Layout records:
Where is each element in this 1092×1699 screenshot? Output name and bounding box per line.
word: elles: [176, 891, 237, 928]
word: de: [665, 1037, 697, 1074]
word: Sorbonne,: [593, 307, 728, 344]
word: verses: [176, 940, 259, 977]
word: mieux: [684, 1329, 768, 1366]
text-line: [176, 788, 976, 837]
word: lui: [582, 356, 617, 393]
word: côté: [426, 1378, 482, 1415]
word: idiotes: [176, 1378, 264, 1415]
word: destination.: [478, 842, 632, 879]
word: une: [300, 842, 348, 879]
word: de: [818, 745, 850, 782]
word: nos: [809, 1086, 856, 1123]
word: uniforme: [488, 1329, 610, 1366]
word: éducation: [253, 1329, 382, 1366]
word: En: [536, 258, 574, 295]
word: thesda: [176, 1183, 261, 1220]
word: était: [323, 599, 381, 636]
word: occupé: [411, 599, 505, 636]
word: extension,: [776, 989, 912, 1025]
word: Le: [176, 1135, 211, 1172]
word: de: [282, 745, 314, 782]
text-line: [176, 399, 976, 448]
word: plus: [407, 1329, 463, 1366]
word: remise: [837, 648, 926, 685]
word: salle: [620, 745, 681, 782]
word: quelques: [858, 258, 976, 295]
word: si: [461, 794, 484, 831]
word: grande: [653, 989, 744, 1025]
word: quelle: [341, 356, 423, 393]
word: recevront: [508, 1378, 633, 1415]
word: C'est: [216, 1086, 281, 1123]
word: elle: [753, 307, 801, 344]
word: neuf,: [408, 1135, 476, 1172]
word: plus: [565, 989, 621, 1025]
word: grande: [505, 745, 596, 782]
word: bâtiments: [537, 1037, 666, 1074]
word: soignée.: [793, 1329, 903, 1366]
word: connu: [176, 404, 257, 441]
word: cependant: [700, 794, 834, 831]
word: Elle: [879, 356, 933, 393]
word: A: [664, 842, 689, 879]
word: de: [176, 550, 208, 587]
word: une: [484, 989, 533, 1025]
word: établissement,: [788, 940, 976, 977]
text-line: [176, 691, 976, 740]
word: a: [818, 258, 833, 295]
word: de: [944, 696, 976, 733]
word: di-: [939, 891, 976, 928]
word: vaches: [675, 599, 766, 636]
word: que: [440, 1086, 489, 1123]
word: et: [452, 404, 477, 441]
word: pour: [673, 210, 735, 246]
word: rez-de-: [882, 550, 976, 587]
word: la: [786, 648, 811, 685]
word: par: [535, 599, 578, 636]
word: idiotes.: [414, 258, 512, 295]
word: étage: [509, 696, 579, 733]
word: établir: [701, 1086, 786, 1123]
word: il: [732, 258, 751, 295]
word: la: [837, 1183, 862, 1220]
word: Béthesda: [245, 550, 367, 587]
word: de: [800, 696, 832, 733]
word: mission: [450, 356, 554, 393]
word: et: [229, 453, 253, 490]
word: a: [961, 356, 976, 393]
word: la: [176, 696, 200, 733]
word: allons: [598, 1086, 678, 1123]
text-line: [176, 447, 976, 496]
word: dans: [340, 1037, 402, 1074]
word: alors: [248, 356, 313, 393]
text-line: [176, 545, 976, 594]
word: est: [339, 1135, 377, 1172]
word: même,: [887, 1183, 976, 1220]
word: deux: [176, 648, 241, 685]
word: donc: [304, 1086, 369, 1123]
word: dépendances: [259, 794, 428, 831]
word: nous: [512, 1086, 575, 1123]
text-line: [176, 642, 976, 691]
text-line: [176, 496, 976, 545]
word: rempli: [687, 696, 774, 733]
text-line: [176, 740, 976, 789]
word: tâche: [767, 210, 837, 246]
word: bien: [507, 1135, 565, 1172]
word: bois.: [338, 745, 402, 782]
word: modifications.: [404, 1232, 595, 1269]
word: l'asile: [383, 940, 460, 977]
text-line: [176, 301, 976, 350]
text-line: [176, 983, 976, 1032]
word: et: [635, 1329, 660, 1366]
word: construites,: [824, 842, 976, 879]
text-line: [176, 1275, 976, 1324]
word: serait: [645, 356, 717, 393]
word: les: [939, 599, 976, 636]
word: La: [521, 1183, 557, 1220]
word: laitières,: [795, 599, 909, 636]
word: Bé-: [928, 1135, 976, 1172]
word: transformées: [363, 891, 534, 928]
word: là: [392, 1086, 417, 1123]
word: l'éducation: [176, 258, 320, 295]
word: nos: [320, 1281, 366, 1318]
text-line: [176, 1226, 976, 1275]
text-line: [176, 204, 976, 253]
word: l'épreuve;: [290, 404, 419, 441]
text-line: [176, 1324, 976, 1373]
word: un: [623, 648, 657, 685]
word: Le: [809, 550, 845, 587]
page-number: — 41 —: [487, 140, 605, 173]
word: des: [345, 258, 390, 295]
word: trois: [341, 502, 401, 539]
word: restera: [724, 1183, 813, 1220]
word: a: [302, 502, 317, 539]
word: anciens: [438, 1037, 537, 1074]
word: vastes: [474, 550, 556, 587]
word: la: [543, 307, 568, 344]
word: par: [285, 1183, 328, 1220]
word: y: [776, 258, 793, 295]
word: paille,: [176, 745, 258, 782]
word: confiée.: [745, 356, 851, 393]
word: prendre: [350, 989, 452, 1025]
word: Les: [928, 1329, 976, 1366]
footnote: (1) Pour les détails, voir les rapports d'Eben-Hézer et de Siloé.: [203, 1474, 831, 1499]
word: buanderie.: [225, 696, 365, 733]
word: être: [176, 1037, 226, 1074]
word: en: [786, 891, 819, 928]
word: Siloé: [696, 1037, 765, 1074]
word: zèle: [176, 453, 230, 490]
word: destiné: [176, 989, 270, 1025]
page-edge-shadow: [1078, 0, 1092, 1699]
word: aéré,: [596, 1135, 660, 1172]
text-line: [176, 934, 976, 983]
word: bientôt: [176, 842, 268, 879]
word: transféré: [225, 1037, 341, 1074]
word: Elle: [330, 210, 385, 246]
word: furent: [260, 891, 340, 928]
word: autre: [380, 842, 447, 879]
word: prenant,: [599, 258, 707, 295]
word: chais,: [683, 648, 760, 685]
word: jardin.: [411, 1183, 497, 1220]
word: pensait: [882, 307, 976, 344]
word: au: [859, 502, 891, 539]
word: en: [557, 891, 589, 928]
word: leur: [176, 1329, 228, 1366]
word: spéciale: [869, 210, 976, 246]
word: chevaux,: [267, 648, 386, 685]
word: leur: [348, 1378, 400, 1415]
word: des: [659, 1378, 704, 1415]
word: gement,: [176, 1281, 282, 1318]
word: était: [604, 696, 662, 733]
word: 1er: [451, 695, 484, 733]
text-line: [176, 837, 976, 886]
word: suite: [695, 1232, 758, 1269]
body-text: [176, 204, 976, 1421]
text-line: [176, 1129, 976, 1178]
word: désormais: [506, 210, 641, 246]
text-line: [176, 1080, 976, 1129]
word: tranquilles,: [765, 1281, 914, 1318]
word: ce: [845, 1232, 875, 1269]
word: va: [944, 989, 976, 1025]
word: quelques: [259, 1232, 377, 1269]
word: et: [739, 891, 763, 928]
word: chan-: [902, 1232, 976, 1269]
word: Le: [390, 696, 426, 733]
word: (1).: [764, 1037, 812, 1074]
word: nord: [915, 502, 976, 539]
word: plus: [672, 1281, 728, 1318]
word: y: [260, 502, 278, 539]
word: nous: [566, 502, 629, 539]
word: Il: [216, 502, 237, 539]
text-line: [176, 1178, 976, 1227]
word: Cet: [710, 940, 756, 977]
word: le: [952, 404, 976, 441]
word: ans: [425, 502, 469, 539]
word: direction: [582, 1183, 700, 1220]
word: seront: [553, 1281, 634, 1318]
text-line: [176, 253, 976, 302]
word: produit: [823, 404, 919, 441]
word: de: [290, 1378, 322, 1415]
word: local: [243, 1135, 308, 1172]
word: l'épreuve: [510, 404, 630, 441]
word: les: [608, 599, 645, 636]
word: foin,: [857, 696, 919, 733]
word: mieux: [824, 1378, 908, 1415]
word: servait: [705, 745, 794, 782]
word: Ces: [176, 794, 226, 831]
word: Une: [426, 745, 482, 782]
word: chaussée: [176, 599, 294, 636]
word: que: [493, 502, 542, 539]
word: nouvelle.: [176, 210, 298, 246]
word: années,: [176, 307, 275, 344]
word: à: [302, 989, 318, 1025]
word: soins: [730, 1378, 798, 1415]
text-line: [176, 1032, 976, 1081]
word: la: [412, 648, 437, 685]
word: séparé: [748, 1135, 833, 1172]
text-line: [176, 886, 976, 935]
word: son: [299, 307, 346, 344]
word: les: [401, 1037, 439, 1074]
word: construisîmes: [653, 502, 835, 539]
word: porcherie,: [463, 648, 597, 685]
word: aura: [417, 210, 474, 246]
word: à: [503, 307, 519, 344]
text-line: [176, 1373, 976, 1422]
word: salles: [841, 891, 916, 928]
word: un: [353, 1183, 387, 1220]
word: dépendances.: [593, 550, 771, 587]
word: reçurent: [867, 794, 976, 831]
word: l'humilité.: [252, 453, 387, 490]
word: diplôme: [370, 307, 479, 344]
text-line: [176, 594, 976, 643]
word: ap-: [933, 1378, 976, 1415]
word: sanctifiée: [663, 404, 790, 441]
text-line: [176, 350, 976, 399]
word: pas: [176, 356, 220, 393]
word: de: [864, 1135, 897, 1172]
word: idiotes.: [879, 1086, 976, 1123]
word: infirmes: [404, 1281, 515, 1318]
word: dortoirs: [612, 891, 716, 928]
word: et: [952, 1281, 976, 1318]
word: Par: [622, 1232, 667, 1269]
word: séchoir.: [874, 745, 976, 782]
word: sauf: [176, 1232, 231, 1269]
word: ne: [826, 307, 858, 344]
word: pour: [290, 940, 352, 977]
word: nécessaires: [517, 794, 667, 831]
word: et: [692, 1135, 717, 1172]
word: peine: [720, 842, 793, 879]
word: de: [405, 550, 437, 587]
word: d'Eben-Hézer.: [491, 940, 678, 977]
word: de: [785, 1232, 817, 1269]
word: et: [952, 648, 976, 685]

Set exercise:
Copy the lines from the first one up to and including the line with "word: de: [282, 745, 314, 782]", replacing "éducation" with "instruction". Change nothing else.

Final result:
Where is each element in this 1092×1699 screenshot? Output name and bounding box per line.
word: elles: [176, 891, 237, 928]
word: de: [665, 1037, 697, 1074]
word: Sorbonne,: [593, 307, 728, 344]
word: verses: [176, 940, 259, 977]
word: mieux: [684, 1329, 768, 1366]
text-line: [176, 788, 976, 837]
word: lui: [582, 356, 617, 393]
word: côté: [426, 1378, 482, 1415]
word: idiotes: [176, 1378, 264, 1415]
word: destination.: [478, 842, 632, 879]
word: une: [300, 842, 348, 879]
word: de: [818, 745, 850, 782]
word: nos: [809, 1086, 856, 1123]
word: uniforme: [488, 1329, 610, 1366]
word: instruction: [253, 1329, 382, 1366]
word: En: [536, 258, 574, 295]
word: thesda: [176, 1183, 261, 1220]
word: était: [323, 599, 381, 636]
word: occupé: [411, 599, 505, 636]
word: extension,: [776, 989, 912, 1025]
word: Le: [176, 1135, 211, 1172]
word: de: [282, 745, 314, 782]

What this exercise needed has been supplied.